* DATASET EXTRACT
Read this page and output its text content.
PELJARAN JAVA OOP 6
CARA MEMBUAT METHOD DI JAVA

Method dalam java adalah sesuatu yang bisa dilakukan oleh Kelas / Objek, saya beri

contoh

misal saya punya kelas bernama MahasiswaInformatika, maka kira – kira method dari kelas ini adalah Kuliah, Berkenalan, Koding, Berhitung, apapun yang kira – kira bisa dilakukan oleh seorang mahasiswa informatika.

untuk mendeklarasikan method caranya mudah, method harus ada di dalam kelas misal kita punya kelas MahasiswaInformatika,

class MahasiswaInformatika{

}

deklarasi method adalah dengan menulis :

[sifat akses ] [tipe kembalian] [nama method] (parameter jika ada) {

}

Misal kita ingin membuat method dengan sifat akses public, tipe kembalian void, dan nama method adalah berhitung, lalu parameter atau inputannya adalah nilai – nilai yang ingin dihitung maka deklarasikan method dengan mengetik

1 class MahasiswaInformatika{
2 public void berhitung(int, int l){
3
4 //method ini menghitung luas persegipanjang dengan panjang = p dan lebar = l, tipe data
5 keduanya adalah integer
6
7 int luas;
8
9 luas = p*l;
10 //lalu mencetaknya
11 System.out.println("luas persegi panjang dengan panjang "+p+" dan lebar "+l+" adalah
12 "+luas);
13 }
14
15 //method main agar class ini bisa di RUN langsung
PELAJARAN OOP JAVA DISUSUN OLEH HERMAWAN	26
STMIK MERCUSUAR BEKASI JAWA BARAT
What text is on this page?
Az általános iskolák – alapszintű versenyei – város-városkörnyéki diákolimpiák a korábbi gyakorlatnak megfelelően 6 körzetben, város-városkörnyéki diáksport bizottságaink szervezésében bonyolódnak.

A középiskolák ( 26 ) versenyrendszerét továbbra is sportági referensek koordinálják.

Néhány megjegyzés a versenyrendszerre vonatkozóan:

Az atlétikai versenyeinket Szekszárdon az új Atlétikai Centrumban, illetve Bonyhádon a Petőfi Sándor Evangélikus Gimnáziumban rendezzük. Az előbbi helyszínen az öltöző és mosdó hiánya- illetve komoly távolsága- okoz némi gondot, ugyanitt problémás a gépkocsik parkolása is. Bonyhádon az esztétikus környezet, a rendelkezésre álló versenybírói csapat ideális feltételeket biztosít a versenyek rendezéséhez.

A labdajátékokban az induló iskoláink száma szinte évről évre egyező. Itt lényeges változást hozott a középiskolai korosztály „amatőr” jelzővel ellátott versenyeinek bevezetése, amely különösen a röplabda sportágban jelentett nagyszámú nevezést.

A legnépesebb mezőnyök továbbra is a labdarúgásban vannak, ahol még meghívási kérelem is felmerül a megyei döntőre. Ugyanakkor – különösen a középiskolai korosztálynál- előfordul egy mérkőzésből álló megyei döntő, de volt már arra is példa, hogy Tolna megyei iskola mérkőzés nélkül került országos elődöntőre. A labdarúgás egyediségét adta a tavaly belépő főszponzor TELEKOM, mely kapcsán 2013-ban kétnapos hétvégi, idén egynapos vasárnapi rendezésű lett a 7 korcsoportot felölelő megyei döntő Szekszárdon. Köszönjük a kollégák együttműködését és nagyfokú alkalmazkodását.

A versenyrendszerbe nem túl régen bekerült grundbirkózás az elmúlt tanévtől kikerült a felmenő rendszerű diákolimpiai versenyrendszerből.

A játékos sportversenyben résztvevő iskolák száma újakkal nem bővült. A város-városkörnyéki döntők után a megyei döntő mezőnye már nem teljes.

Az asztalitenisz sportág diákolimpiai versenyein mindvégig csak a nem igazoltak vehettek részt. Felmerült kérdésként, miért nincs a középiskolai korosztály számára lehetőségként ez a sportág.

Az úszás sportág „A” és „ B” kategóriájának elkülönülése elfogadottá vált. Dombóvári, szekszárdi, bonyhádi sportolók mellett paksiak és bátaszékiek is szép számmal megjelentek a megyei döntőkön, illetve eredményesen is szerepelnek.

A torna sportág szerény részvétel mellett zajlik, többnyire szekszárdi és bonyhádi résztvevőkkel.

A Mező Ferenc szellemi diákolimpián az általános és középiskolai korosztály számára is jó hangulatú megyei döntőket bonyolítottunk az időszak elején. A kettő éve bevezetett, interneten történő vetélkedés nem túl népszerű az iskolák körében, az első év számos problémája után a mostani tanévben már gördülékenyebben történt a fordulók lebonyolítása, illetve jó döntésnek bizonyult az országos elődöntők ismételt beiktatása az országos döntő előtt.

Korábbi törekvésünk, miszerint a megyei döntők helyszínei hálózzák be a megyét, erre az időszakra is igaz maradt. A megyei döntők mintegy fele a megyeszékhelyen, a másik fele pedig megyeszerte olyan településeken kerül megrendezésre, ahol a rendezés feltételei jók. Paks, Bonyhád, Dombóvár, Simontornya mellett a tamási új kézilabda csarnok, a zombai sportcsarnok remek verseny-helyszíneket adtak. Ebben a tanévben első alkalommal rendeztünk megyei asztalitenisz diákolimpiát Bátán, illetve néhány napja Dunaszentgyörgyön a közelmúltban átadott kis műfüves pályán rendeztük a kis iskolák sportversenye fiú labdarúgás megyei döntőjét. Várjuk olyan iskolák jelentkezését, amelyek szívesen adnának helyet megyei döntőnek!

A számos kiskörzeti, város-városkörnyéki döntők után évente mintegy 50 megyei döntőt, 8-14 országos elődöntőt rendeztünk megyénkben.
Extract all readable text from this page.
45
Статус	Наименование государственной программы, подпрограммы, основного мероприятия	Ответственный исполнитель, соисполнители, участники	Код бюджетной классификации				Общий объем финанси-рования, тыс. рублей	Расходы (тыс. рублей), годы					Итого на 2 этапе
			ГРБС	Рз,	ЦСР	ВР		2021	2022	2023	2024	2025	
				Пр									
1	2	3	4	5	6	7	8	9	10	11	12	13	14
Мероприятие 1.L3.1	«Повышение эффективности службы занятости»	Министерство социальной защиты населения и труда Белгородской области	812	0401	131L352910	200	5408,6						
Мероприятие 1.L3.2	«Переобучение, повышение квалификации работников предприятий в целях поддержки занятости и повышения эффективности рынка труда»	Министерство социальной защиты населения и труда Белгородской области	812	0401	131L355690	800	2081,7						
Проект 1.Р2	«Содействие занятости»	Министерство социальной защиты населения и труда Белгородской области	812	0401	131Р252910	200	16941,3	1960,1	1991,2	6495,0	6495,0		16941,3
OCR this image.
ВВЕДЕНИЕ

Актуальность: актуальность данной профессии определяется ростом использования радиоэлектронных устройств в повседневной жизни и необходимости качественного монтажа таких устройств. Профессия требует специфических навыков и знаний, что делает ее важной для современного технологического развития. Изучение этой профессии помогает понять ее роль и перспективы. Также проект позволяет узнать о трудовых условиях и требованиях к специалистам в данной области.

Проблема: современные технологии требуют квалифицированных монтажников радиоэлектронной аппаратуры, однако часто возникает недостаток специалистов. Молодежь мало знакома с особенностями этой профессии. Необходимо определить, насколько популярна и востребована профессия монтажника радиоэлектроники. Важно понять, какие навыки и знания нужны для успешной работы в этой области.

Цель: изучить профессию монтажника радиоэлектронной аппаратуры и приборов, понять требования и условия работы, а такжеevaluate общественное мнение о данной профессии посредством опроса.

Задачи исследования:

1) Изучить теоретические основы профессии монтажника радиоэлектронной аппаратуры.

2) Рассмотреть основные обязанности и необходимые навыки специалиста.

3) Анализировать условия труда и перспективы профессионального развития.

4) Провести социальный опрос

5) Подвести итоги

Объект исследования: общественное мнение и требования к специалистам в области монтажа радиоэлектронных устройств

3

* PROBLEM
Copy out all the entries shown above, character for character.

* OUTPUT
Read this page and output its text content.
PELJARAN JAVA OOP 6
CARA MEMBUAT METHOD DI JAVA

Method dalam java adalah sesuatu yang bisa dilakukan oleh Kelas / Objek, saya beri

contoh

misal saya punya kelas bernama MahasiswaInformatika, maka kira – kira method dari kelas ini adalah Kuliah, Berkenalan, Koding, Berhitung, apapun yang kira – kira bisa dilakukan oleh seorang mahasiswa informatika.

untuk mendeklarasikan method caranya mudah, method harus ada di dalam kelas misal kita punya kelas MahasiswaInformatika,

class MahasiswaInformatika{

}

deklarasi method adalah dengan menulis :

[sifat akses ] [tipe kembalian] [nama method] (parameter jika ada) {

}

Misal kita ingin membuat method dengan sifat akses public, tipe kembalian void, dan nama method adalah berhitung, lalu parameter atau inputannya adalah nilai – nilai yang ingin dihitung maka deklarasikan method dengan mengetik

1 class MahasiswaInformatika{
2 public void berhitung(int, int l){
3
4 //method ini menghitung luas persegipanjang dengan panjang = p dan lebar = l, tipe data
5 keduanya adalah integer
6
7 int luas;
8
9 luas = p*l;
10 //lalu mencetaknya
11 System.out.println("luas persegi panjang dengan panjang "+p+" dan lebar "+l+" adalah
12 "+luas);
13 }
14
15 //method main agar class ini bisa di RUN langsung
PELAJARAN OOP JAVA DISUSUN OLEH HERMAWAN	26
STMIK MERCUSUAR BEKASI JAWA BARAT
What text is on this page?
Az általános iskolák – alapszintű versenyei – város-városkörnyéki diákolimpiák a korábbi gyakorlatnak megfelelően 6 körzetben, város-városkörnyéki diáksport bizottságaink szervezésében bonyolódnak.

A középiskolák ( 26 ) versenyrendszerét továbbra is sportági referensek koordinálják.

Néhány megjegyzés a versenyrendszerre vonatkozóan:

Az atlétikai versenyeinket Szekszárdon az új Atlétikai Centrumban, illetve Bonyhádon a Petőfi Sándor Evangélikus Gimnáziumban rendezzük. Az előbbi helyszínen az öltöző és mosdó hiánya- illetve komoly távolsága- okoz némi gondot, ugyanitt problémás a gépkocsik parkolása is. Bonyhádon az esztétikus környezet, a rendelkezésre álló versenybírói csapat ideális feltételeket biztosít a versenyek rendezéséhez.

A labdajátékokban az induló iskoláink száma szinte évről évre egyező. Itt lényeges változást hozott a középiskolai korosztály „amatőr” jelzővel ellátott versenyeinek bevezetése, amely különösen a röplabda sportágban jelentett nagyszámú nevezést.

A legnépesebb mezőnyök továbbra is a labdarúgásban vannak, ahol még meghívási kérelem is felmerül a megyei döntőre. Ugyanakkor – különösen a középiskolai korosztálynál- előfordul egy mérkőzésből álló megyei döntő, de volt már arra is példa, hogy Tolna megyei iskola mérkőzés nélkül került országos elődöntőre. A labdarúgás egyediségét adta a tavaly belépő főszponzor TELEKOM, mely kapcsán 2013-ban kétnapos hétvégi, idén egynapos vasárnapi rendezésű lett a 7 korcsoportot felölelő megyei döntő Szekszárdon. Köszönjük a kollégák együttműködését és nagyfokú alkalmazkodását.

A versenyrendszerbe nem túl régen bekerült grundbirkózás az elmúlt tanévtől kikerült a felmenő rendszerű diákolimpiai versenyrendszerből.

A játékos sportversenyben résztvevő iskolák száma újakkal nem bővült. A város-városkörnyéki döntők után a megyei döntő mezőnye már nem teljes.

Az asztalitenisz sportág diákolimpiai versenyein mindvégig csak a nem igazoltak vehettek részt. Felmerült kérdésként, miért nincs a középiskolai korosztály számára lehetőségként ez a sportág.

Az úszás sportág „A” és „ B” kategóriájának elkülönülése elfogadottá vált. Dombóvári, szekszárdi, bonyhádi sportolók mellett paksiak és bátaszékiek is szép számmal megjelentek a megyei döntőkön, illetve eredményesen is szerepelnek.

A torna sportág szerény részvétel mellett zajlik, többnyire szekszárdi és bonyhádi résztvevőkkel.

A Mező Ferenc szellemi diákolimpián az általános és középiskolai korosztály számára is jó hangulatú megyei döntőket bonyolítottunk az időszak elején. A kettő éve bevezetett, interneten történő vetélkedés nem túl népszerű az iskolák körében, az első év számos problémája után a mostani tanévben már gördülékenyebben történt a fordulók lebonyolítása, illetve jó döntésnek bizonyult az országos elődöntők ismételt beiktatása az országos döntő előtt.

Korábbi törekvésünk, miszerint a megyei döntők helyszínei hálózzák be a megyét, erre az időszakra is igaz maradt. A megyei döntők mintegy fele a megyeszékhelyen, a másik fele pedig megyeszerte olyan településeken kerül megrendezésre, ahol a rendezés feltételei jók. Paks, Bonyhád, Dombóvár, Simontornya mellett a tamási új kézilabda csarnok, a zombai sportcsarnok remek verseny-helyszíneket adtak. Ebben a tanévben első alkalommal rendeztünk megyei asztalitenisz diákolimpiát Bátán, illetve néhány napja Dunaszentgyörgyön a közelmúltban átadott kis műfüves pályán rendeztük a kis iskolák sportversenye fiú labdarúgás megyei döntőjét. Várjuk olyan iskolák jelentkezését, amelyek szívesen adnának helyet megyei döntőnek!

A számos kiskörzeti, város-városkörnyéki döntők után évente mintegy 50 megyei döntőt, 8-14 országos elődöntőt rendeztünk megyénkben.
Extract all readable text from this page.
45
Статус	Наименование государственной программы, подпрограммы, основного мероприятия	Ответственный исполнитель, соисполнители, участники	Код бюджетной классификации				Общий объем финанси-рования, тыс. рублей	Расходы (тыс. рублей), годы					Итого на 2 этапе
			ГРБС	Рз,	ЦСР	ВР		2021	2022	2023	2024	2025	
				Пр									
1	2	3	4	5	6	7	8	9	10	11	12	13	14
Мероприятие 1.L3.1	«Повышение эффективности службы занятости»	Министерство социальной защиты населения и труда Белгородской области	812	0401	131L352910	200	5408,6						
Мероприятие 1.L3.2	«Переобучение, повышение квалификации работников предприятий в целях поддержки занятости и повышения эффективности рынка труда»	Министерство социальной защиты населения и труда Белгородской области	812	0401	131L355690	800	2081,7						
Проект 1.Р2	«Содействие занятости»	Министерство социальной защиты населения и труда Белгородской области	812	0401	131Р252910	200	16941,3	1960,1	1991,2	6495,0	6495,0		16941,3
OCR this image.
ВВЕДЕНИЕ

Актуальность: актуальность данной профессии определяется ростом использования радиоэлектронных устройств в повседневной жизни и необходимости качественного монтажа таких устройств. Профессия требует специфических навыков и знаний, что делает ее важной для современного технологического развития. Изучение этой профессии помогает понять ее роль и перспективы. Также проект позволяет узнать о трудовых условиях и требованиях к специалистам в данной области.

Проблема: современные технологии требуют квалифицированных монтажников радиоэлектронной аппаратуры, однако часто возникает недостаток специалистов. Молодежь мало знакома с особенностями этой профессии. Необходимо определить, насколько популярна и востребована профессия монтажника радиоэлектроники. Важно понять, какие навыки и знания нужны для успешной работы в этой области.

Цель: изучить профессию монтажника радиоэлектронной аппаратуры и приборов, понять требования и условия работы, а такжеevaluate общественное мнение о данной профессии посредством опроса.

Задачи исследования:

1) Изучить теоретические основы профессии монтажника радиоэлектронной аппаратуры.

2) Рассмотреть основные обязанности и необходимые навыки специалиста.

3) Анализировать условия труда и перспективы профессионального развития.

4) Провести социальный опрос

5) Подвести итоги

Объект исследования: общественное мнение и требования к специалистам в области монтажа радиоэлектронных устройств

3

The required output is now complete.